• Supplied material:
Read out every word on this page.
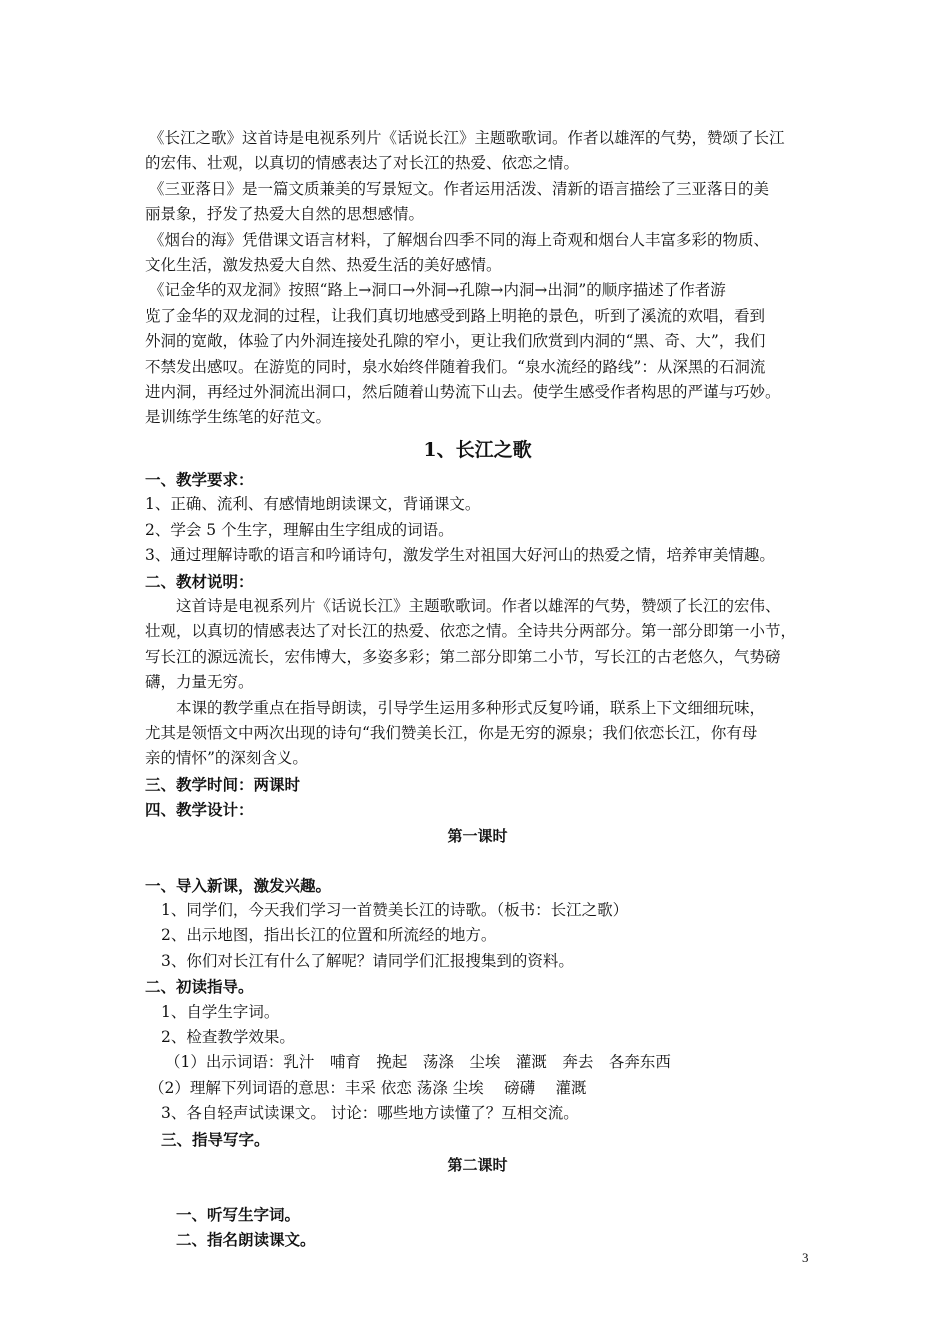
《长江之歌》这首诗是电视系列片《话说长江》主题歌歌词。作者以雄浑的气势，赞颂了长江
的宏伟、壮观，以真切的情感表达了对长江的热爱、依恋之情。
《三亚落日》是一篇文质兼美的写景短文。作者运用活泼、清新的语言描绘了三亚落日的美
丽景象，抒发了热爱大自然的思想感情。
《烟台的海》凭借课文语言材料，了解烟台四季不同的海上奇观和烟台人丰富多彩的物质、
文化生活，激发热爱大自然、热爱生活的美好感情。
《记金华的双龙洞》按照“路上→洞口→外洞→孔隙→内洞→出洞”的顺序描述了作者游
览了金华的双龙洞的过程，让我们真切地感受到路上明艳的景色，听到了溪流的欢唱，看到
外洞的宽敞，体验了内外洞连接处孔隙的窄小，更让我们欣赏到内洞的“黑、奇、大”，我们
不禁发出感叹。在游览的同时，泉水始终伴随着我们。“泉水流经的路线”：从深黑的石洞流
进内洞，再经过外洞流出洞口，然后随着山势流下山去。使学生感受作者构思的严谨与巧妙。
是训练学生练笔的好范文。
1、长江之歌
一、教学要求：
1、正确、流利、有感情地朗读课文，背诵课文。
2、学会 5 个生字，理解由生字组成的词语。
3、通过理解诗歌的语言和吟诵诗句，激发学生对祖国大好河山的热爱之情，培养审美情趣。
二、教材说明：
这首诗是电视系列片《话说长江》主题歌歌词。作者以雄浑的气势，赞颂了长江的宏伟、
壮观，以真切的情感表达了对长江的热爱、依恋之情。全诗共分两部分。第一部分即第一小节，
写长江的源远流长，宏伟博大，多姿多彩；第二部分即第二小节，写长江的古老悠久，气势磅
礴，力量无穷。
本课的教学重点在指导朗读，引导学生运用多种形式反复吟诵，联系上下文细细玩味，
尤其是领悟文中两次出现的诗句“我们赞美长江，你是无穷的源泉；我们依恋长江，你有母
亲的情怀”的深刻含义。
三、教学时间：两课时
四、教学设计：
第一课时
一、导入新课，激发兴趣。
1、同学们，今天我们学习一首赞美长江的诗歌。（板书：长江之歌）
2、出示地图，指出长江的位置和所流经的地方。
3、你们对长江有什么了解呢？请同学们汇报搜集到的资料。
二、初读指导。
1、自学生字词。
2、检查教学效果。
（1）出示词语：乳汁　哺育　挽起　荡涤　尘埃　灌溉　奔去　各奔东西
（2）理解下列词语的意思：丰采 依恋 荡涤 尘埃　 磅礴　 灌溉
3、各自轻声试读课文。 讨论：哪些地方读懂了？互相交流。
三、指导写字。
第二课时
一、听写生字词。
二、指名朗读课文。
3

• Given task:
Report all lines of the data that include the word "话说长江".

• The result:
《长江之歌》这首诗是电视系列片《话说长江》主题歌歌词。作者以雄浑的气势，赞颂了长江
这首诗是电视系列片《话说长江》主题歌歌词。作者以雄浑的气势，赞颂了长江的宏伟、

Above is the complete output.